Problem to work on: Transcribe all of the material exactly, except for its pictures.

[Available data start]

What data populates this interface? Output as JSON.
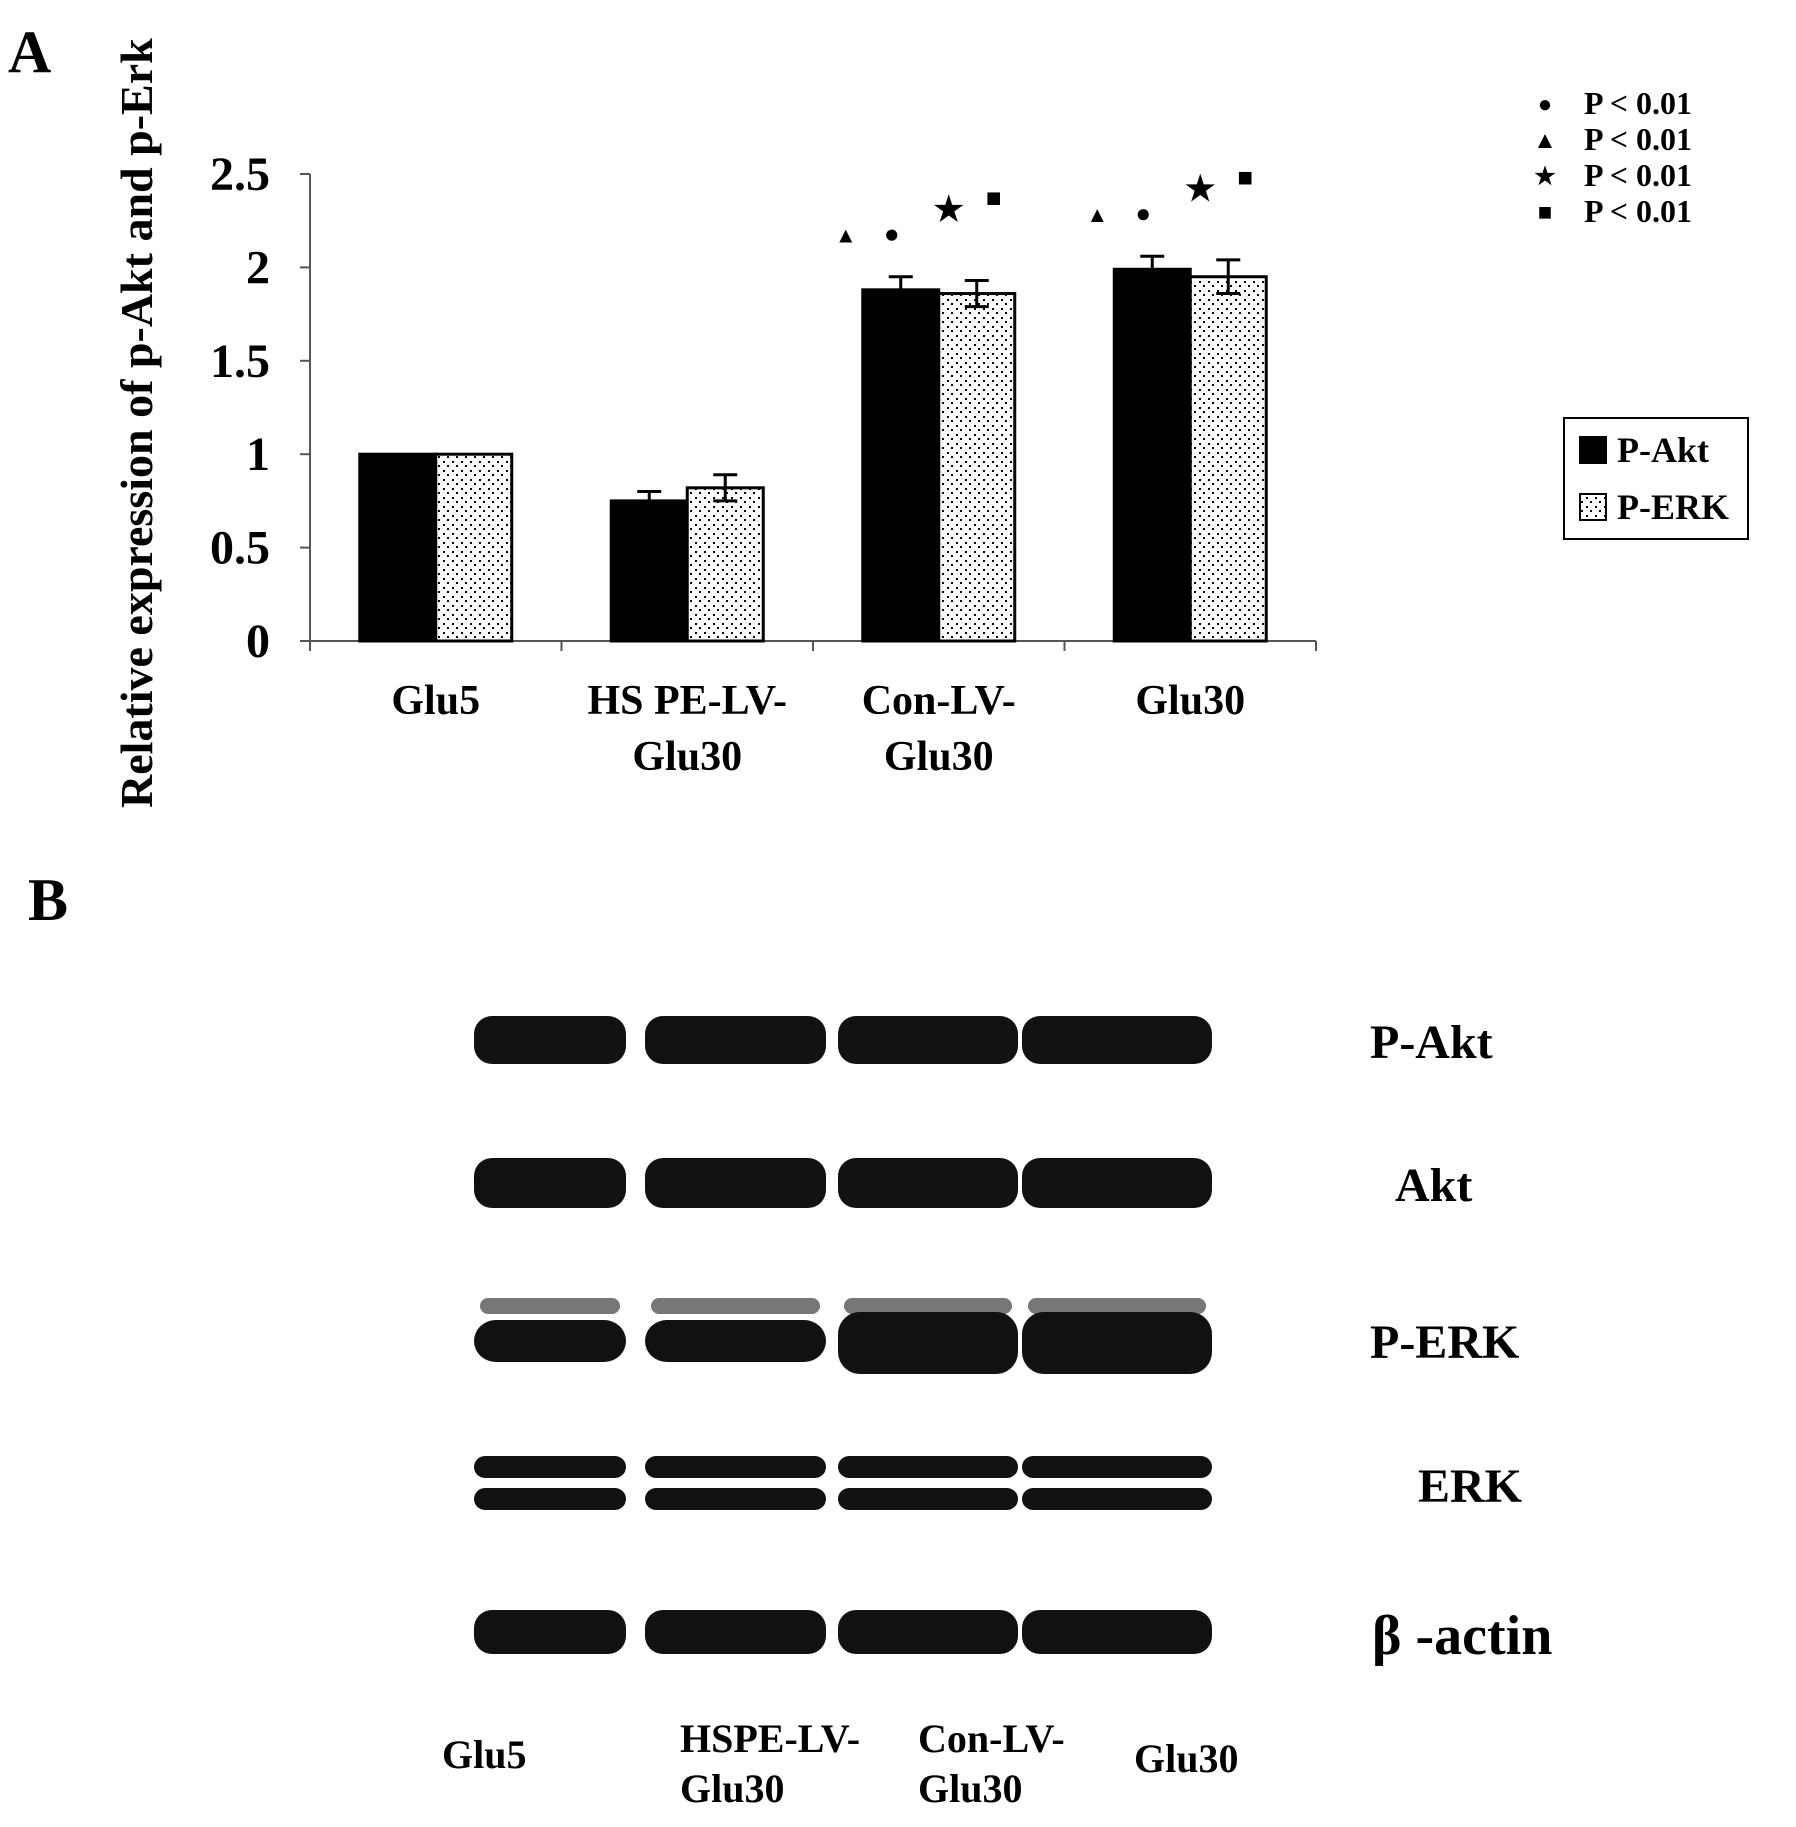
{
  "panels": {
    "a": "A",
    "b": "B"
  },
  "chart_data": {
    "type": "bar",
    "ylabel": "Relative expression of p-Akt and p-Erk",
    "ylim": [
      0,
      2.5
    ],
    "yticks": [
      "0",
      "0.5",
      "1",
      "1.5",
      "2",
      "2.5"
    ],
    "categories": [
      [
        "Glu5"
      ],
      [
        "HS PE-LV-",
        "Glu30"
      ],
      [
        "Con-LV-",
        "Glu30"
      ],
      [
        "Glu30"
      ]
    ],
    "series": [
      {
        "name": "P-Akt",
        "values": [
          1.0,
          0.75,
          1.88,
          1.99
        ],
        "errors": [
          0,
          0.05,
          0.07,
          0.07
        ],
        "fill": "#000000"
      },
      {
        "name": "P-ERK",
        "values": [
          1.0,
          0.82,
          1.86,
          1.95
        ],
        "errors": [
          0,
          0.07,
          0.07,
          0.09
        ],
        "fill": "dots"
      }
    ],
    "significance_marks": [
      {
        "category": 2,
        "symbols": [
          "▲",
          "●",
          "★",
          "■"
        ]
      },
      {
        "category": 3,
        "symbols": [
          "▲",
          "●",
          "★",
          "■"
        ]
      }
    ],
    "significance_legend": [
      {
        "symbol": "●",
        "text": "P < 0.01"
      },
      {
        "symbol": "▲",
        "text": "P < 0.01"
      },
      {
        "symbol": "★",
        "text": "P < 0.01"
      },
      {
        "symbol": "■",
        "text": "P < 0.01"
      }
    ],
    "legend_position": "right"
  },
  "blot": {
    "rows": [
      "P-Akt",
      "Akt",
      "P-ERK",
      "ERK",
      "β  -actin"
    ],
    "lanes": [
      [
        "Glu5"
      ],
      [
        "HSPE-LV-",
        "Glu30"
      ],
      [
        "Con-LV-",
        "Glu30"
      ],
      [
        "Glu30"
      ]
    ],
    "colors": {
      "band": "#111111",
      "background": "#ffffff"
    }
  }
}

[Available data end]

Final answer:
What data populates this interface? Output as JSON.
{
  "panels": {
    "a": "A",
    "b": "B"
  },
  "chart_data": {
    "type": "bar",
    "ylabel": "Relative expression of p-Akt and p-Erk",
    "ylim": [
      0,
      2.5
    ],
    "yticks": [
      "0",
      "0.5",
      "1",
      "1.5",
      "2",
      "2.5"
    ],
    "categories": [
      [
        "Glu5"
      ],
      [
        "HS PE-LV-",
        "Glu30"
      ],
      [
        "Con-LV-",
        "Glu30"
      ],
      [
        "Glu30"
      ]
    ],
    "series": [
      {
        "name": "P-Akt",
        "values": [
          1.0,
          0.75,
          1.88,
          1.99
        ],
        "errors": [
          0,
          0.05,
          0.07,
          0.07
        ],
        "fill": "#000000"
      },
      {
        "name": "P-ERK",
        "values": [
          1.0,
          0.82,
          1.86,
          1.95
        ],
        "errors": [
          0,
          0.07,
          0.07,
          0.09
        ],
        "fill": "dots"
      }
    ],
    "significance_marks": [
      {
        "category": 2,
        "symbols": [
          "▲",
          "●",
          "★",
          "■"
        ]
      },
      {
        "category": 3,
        "symbols": [
          "▲",
          "●",
          "★",
          "■"
        ]
      }
    ],
    "significance_legend": [
      {
        "symbol": "●",
        "text": "P < 0.01"
      },
      {
        "symbol": "▲",
        "text": "P < 0.01"
      },
      {
        "symbol": "★",
        "text": "P < 0.01"
      },
      {
        "symbol": "■",
        "text": "P < 0.01"
      }
    ],
    "legend_position": "right"
  },
  "blot": {
    "rows": [
      "P-Akt",
      "Akt",
      "P-ERK",
      "ERK",
      "β  -actin"
    ],
    "lanes": [
      [
        "Glu5"
      ],
      [
        "HSPE-LV-",
        "Glu30"
      ],
      [
        "Con-LV-",
        "Glu30"
      ],
      [
        "Glu30"
      ]
    ],
    "colors": {
      "band": "#111111",
      "background": "#ffffff"
    }
  }
}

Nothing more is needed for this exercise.